Objective: Reproduce the records. Keep every word exact and include no images.
= = = = = = =
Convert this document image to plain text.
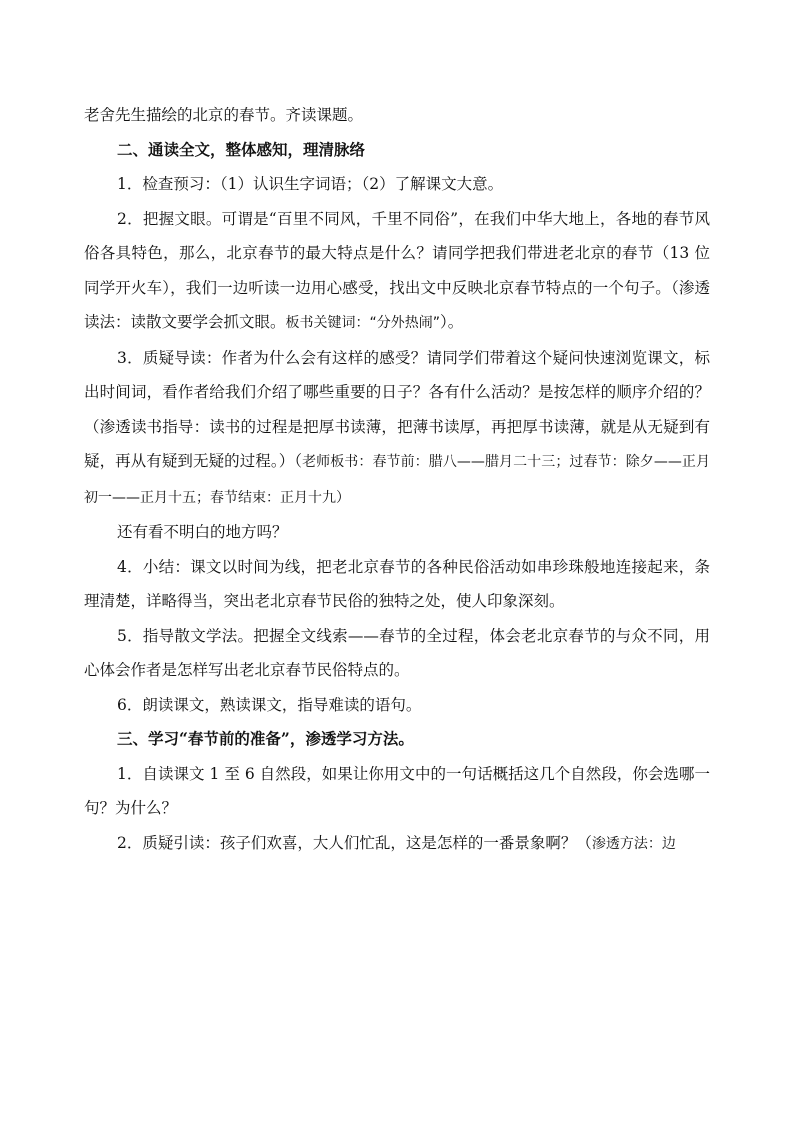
老舍先生描绘的北京的春节。齐读课题。

二、通读全文，整体感知，理清脉络

1．检查预习：（1）认识生字词语；（2）了解课文大意。

2．把握文眼。可谓是“百里不同风，千里不同俗”，在我们中华大地上，各地的春节风俗各具特色，那么，北京春节的最大特点是什么？请同学把我们带进老北京的春节（13 位同学开火车），我们一边听读一边用心感受，找出文中反映北京春节特点的一个句子。（渗透读法：读散文要学会抓文眼。板书关键词：“分外热闹”）。

3．质疑导读：作者为什么会有这样的感受？请同学们带着这个疑问快速浏览课文，标出时间词，看作者给我们介绍了哪些重要的日子？各有什么活动？是按怎样的顺序介绍的？（渗透读书指导：读书的过程是把厚书读薄，把薄书读厚，再把厚书读薄，就是从无疑到有疑，再从有疑到无疑的过程。）（老师板书：春节前：腊八——腊月二十三；过春节：除夕——正月初一——正月十五；春节结束：正月十九）

还有看不明白的地方吗？

4．小结：课文以时间为线，把老北京春节的各种民俗活动如串珍珠般地连接起来，条理清楚，详略得当，突出老北京春节民俗的独特之处，使人印象深刻。

5．指导散文学法。把握全文线索——春节的全过程，体会老北京春节的与众不同，用心体会作者是怎样写出老北京春节民俗特点的。

6．朗读课文，熟读课文，指导难读的语句。

三、学习“春节前的准备”，渗透学习方法。

1．自读课文 1 至 6 自然段，如果让你用文中的一句话概括这几个自然段，你会选哪一句？为什么？

2．质疑引读：孩子们欢喜，大人们忙乱，这是怎样的一番景象啊？（渗透方法：边
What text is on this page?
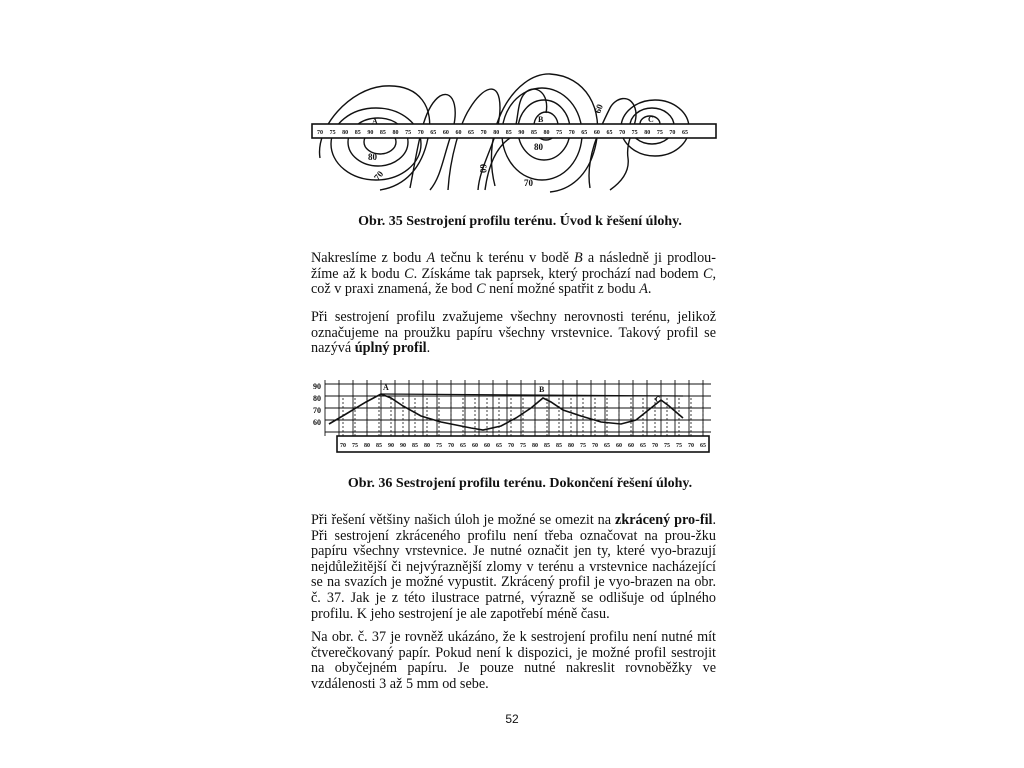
70 75 80 85 90 85 80 75 70 65 60 60 65 70 80 85 90 85 80 75 70 65 60 65 70 75 80 75 70 65
80
70
60
80
70
60
A	B	C
Obr. 35 Sestrojení profilu terénu. Úvod k řešení úlohy.

Nakreslíme z bodu A tečnu k terénu v bodě B a následně ji prodlou-žíme až k bodu C. Získáme tak paprsek, který prochází nad bodem C, což v praxi znamená, že bod C není možné spatřit z bodu A.

Při sestrojení profilu zvažujeme všechny nerovnosti terénu, jelikož označujeme na proužku papíru všechny vrstevnice. Takový profil se nazývá úplný profil.

90
80
70
60
A	B
C
70 75 80 85 90 90 85 80 75 70 65 60 60 65 70 75 80 85 85 80 75 70 65 60 60 65 70 75 75 70 65
Obr. 36 Sestrojení profilu terénu. Dokončení řešení úlohy.

Při řešení většiny našich úloh je možné se omezit na zkrácený pro-fil. Při sestrojení zkráceného profilu není třeba označovat na prou-žku papíru všechny vrstevnice. Je nutné označit jen ty, které vyo-brazují nejdůležitější či nejvýraznější zlomy v terénu a vrstevnice nacházející se na svazích je možné vypustit. Zkrácený profil je vyo-brazen na obr. č. 37. Jak je z této ilustrace patrné, výrazně se odlišuje od úplného profilu. K jeho sestrojení je ale zapotřebí méně času.

Na obr. č. 37 je rovněž ukázáno, že k sestrojení profilu není nutné mít čtverečkovaný papír. Pokud není k dispozici, je možné profil sestrojit na obyčejném papíru. Je pouze nutné nakreslit rovnoběžky ve vzdálenosti 3 až 5 mm od sebe.

52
= = = = = = =
Result of this exercise:
Convert this document image to plain text.
老舍先生描绘的北京的春节。齐读课题。

二、通读全文，整体感知，理清脉络

1．检查预习：（1）认识生字词语；（2）了解课文大意。

2．把握文眼。可谓是“百里不同风，千里不同俗”，在我们中华大地上，各地的春节风俗各具特色，那么，北京春节的最大特点是什么？请同学把我们带进老北京的春节（13 位同学开火车），我们一边听读一边用心感受，找出文中反映北京春节特点的一个句子。（渗透读法：读散文要学会抓文眼。板书关键词：“分外热闹”）。

3．质疑导读：作者为什么会有这样的感受？请同学们带着这个疑问快速浏览课文，标出时间词，看作者给我们介绍了哪些重要的日子？各有什么活动？是按怎样的顺序介绍的？（渗透读书指导：读书的过程是把厚书读薄，把薄书读厚，再把厚书读薄，就是从无疑到有疑，再从有疑到无疑的过程。）（老师板书：春节前：腊八——腊月二十三；过春节：除夕——正月初一——正月十五；春节结束：正月十九）

还有看不明白的地方吗？

4．小结：课文以时间为线，把老北京春节的各种民俗活动如串珍珠般地连接起来，条理清楚，详略得当，突出老北京春节民俗的独特之处，使人印象深刻。

5．指导散文学法。把握全文线索——春节的全过程，体会老北京春节的与众不同，用心体会作者是怎样写出老北京春节民俗特点的。

6．朗读课文，熟读课文，指导难读的语句。

三、学习“春节前的准备”，渗透学习方法。

1．自读课文 1 至 6 自然段，如果让你用文中的一句话概括这几个自然段，你会选哪一句？为什么？

2．质疑引读：孩子们欢喜，大人们忙乱，这是怎样的一番景象啊？（渗透方法：边
What text is on this page?
70 75 80 85 90 85 80 75 70 65 60 60 65 70 80 85 90 85 80 75 70 65 60 65 70 75 80 75 70 65
80
70
60
80
70
60
A	B	C
Obr. 35 Sestrojení profilu terénu. Úvod k řešení úlohy.

Nakreslíme z bodu A tečnu k terénu v bodě B a následně ji prodlou-žíme až k bodu C. Získáme tak paprsek, který prochází nad bodem C, což v praxi znamená, že bod C není možné spatřit z bodu A.

Při sestrojení profilu zvažujeme všechny nerovnosti terénu, jelikož označujeme na proužku papíru všechny vrstevnice. Takový profil se nazývá úplný profil.

90
80
70
60
A	B
C
70 75 80 85 90 90 85 80 75 70 65 60 60 65 70 75 80 85 85 80 75 70 65 60 60 65 70 75 75 70 65
Obr. 36 Sestrojení profilu terénu. Dokončení řešení úlohy.

Při řešení většiny našich úloh je možné se omezit na zkrácený pro-fil. Při sestrojení zkráceného profilu není třeba označovat na prou-žku papíru všechny vrstevnice. Je nutné označit jen ty, které vyo-brazují nejdůležitější či nejvýraznější zlomy v terénu a vrstevnice nacházející se na svazích je možné vypustit. Zkrácený profil je vyo-brazen na obr. č. 37. Jak je z této ilustrace patrné, výrazně se odlišuje od úplného profilu. K jeho sestrojení je ale zapotřebí méně času.

Na obr. č. 37 je rovněž ukázáno, že k sestrojení profilu není nutné mít čtverečkovaný papír. Pokud není k dispozici, je možné profil sestrojit na obyčejném papíru. Je pouze nutné nakreslit rovnoběžky ve vzdálenosti 3 až 5 mm od sebe.

52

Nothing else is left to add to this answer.